** Begin **
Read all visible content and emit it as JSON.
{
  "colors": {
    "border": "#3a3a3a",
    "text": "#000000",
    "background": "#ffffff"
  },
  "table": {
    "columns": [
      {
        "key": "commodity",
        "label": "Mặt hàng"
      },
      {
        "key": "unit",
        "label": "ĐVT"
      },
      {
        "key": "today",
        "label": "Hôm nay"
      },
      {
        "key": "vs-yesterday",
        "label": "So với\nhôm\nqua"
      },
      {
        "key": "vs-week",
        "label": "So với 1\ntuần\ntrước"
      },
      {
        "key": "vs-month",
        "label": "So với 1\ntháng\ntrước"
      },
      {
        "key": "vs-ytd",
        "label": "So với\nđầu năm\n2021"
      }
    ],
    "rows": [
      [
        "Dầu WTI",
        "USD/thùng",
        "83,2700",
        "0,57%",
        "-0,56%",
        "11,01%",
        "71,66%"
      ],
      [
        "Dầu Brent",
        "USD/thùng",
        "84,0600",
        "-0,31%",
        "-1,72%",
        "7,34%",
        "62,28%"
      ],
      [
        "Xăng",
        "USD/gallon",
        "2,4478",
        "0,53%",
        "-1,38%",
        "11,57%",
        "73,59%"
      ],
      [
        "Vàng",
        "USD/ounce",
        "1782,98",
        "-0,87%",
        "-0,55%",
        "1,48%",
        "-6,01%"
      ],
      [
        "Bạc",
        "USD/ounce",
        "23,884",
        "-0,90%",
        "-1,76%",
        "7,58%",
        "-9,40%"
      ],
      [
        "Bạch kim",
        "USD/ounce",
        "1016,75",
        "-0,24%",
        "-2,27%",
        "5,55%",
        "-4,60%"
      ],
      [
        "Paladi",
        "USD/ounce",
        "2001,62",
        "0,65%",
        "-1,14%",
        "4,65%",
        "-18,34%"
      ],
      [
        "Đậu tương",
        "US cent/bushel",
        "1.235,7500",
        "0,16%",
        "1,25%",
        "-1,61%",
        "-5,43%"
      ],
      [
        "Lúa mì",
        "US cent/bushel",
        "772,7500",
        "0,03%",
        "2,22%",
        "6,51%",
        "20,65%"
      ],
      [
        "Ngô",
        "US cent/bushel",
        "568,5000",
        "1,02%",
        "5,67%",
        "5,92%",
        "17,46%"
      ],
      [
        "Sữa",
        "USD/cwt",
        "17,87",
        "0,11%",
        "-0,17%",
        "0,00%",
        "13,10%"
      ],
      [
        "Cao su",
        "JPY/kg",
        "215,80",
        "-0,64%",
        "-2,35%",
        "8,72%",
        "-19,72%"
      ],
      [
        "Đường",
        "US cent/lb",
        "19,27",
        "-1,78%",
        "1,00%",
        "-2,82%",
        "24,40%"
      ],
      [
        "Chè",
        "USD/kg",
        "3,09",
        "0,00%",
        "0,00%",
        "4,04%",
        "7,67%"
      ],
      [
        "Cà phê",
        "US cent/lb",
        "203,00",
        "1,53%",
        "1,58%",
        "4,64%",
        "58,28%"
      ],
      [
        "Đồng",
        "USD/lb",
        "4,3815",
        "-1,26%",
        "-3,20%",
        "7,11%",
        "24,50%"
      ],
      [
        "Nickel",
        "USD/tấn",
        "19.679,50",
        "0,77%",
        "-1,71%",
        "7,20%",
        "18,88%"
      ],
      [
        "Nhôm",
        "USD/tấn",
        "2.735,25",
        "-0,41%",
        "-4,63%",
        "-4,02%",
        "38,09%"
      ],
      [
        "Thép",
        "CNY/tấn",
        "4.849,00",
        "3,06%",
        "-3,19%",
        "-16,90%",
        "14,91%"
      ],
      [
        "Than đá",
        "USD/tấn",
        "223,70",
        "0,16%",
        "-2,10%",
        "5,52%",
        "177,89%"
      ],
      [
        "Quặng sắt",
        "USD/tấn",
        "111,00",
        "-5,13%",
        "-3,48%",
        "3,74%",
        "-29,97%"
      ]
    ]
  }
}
** End **
▶ **Task to carry out**
Tally the lines in this data that hold the word "ntrước" and state only the count.

▶ **Exercise answer**
2